● **Data for this task**
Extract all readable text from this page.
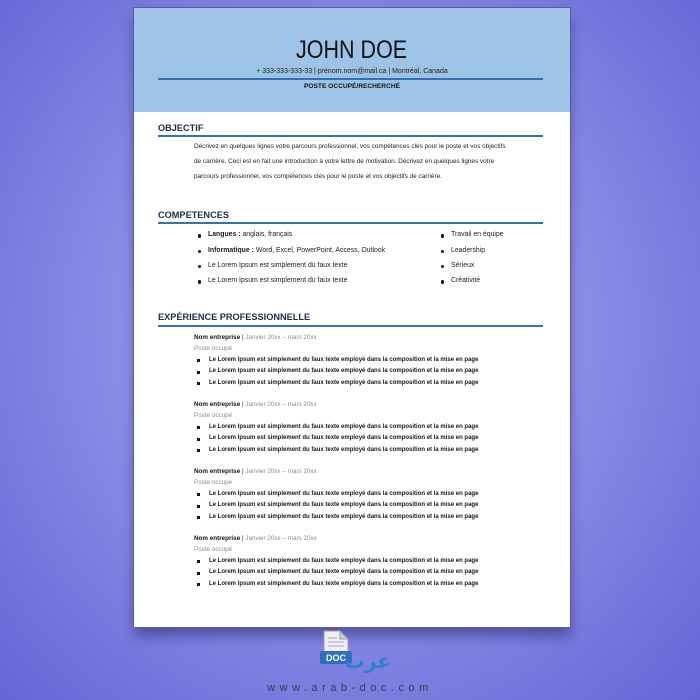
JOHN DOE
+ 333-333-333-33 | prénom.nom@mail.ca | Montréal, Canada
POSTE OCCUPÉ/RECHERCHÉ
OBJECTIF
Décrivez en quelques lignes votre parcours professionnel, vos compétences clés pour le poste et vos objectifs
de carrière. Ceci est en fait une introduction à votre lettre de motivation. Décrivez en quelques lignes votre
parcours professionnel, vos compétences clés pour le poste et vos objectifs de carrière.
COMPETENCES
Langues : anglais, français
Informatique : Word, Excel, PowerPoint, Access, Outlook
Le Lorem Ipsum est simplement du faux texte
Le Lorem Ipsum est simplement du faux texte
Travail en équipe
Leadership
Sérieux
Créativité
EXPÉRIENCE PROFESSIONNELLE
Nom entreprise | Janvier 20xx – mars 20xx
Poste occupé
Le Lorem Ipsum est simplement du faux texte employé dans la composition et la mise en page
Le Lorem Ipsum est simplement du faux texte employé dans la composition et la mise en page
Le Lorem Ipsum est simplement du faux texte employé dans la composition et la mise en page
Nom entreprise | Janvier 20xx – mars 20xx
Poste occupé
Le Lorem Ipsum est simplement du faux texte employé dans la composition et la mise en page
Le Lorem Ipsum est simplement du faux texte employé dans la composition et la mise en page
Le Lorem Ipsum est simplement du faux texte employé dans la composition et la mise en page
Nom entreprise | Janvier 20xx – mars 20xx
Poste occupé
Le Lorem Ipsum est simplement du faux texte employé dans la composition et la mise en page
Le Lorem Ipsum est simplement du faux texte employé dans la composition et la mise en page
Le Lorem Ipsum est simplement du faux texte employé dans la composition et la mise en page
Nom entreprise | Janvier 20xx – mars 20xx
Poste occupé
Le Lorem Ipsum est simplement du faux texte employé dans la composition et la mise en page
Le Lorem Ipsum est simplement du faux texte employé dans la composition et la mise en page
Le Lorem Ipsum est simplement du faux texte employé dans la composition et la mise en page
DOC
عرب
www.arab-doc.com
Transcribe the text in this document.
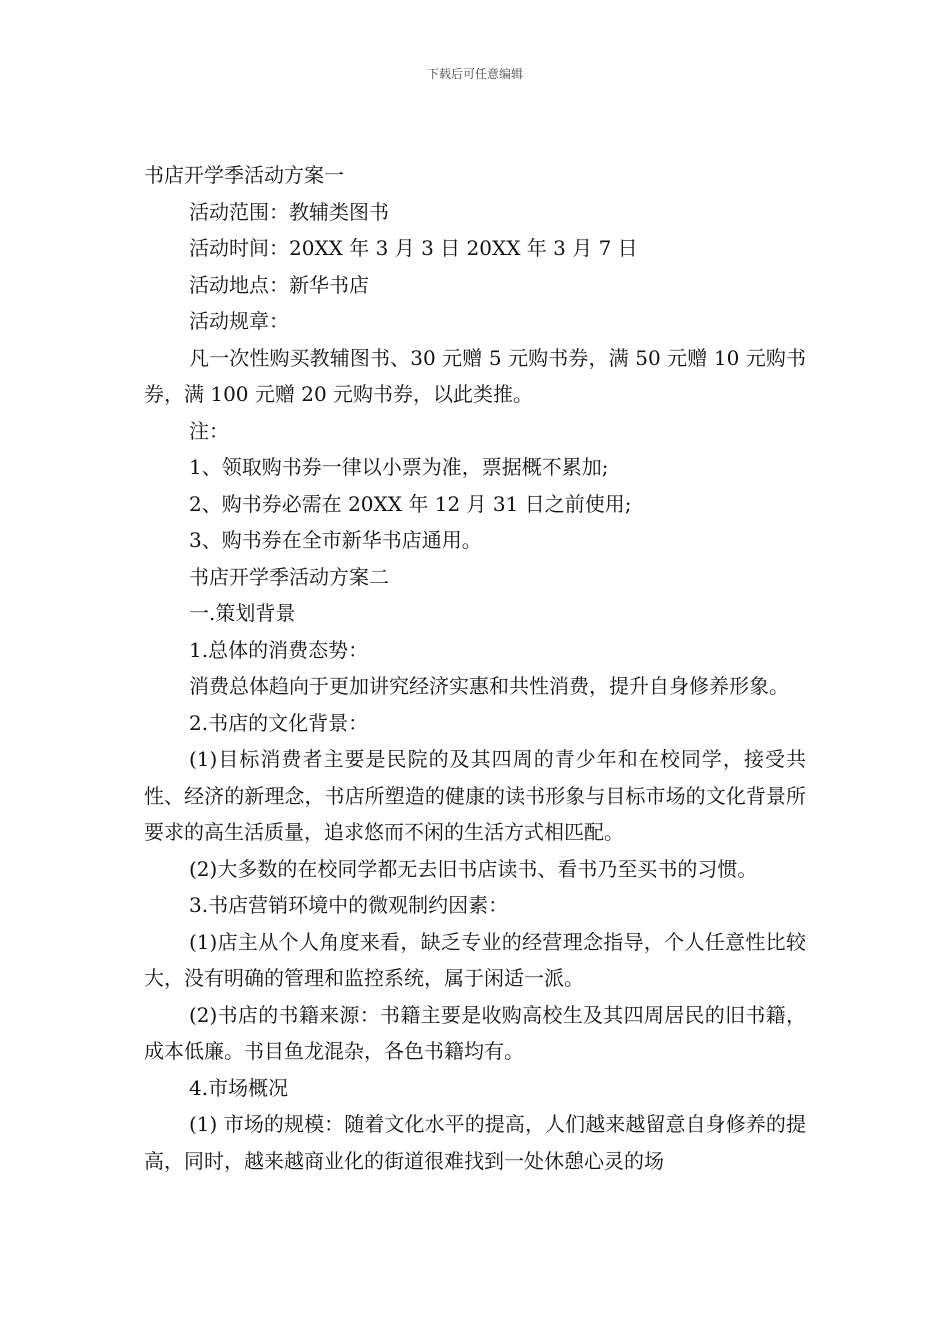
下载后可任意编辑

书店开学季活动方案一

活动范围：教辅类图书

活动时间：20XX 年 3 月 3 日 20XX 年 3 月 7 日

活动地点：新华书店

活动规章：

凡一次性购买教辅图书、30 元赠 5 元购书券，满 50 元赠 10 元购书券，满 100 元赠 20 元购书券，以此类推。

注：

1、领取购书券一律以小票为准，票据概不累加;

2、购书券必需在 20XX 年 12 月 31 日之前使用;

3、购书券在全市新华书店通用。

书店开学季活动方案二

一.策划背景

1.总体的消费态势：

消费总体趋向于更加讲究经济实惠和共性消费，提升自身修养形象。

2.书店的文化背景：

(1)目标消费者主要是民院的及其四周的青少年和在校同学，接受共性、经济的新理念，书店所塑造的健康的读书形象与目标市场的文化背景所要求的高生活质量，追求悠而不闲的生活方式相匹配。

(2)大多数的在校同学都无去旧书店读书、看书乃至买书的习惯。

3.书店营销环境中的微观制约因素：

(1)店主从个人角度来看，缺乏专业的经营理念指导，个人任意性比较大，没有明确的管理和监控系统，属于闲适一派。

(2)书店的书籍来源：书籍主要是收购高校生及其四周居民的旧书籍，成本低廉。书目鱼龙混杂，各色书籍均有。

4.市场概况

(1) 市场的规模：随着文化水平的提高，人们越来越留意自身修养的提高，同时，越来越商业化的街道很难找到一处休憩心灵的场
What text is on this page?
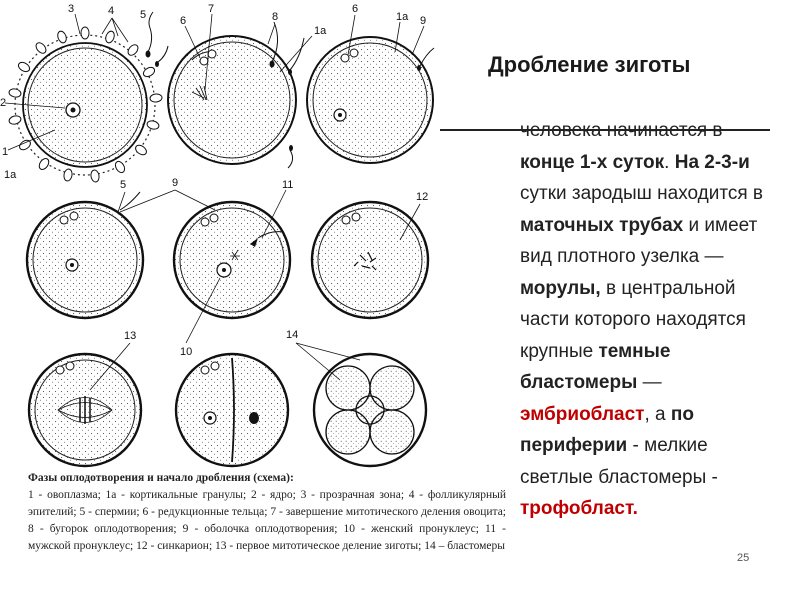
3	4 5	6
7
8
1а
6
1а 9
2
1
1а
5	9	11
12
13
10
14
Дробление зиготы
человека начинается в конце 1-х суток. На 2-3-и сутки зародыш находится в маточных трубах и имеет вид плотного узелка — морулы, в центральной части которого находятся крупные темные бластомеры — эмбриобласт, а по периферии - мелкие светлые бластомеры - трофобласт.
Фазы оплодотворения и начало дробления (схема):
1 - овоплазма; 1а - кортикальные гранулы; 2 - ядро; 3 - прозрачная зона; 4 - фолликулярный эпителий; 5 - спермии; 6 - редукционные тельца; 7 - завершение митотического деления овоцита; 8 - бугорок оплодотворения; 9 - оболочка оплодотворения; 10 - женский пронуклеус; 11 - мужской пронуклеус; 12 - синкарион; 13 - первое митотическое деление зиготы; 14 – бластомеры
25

● **Given request**
Find the lines holding "Décrivez" and list every one.

● **Full solution**
Décrivez en quelques lignes votre parcours professionnel, vos compétences clés pour le poste et vos objectifs
de carrière. Ceci est en fait une introduction à votre lettre de motivation. Décrivez en quelques lignes votre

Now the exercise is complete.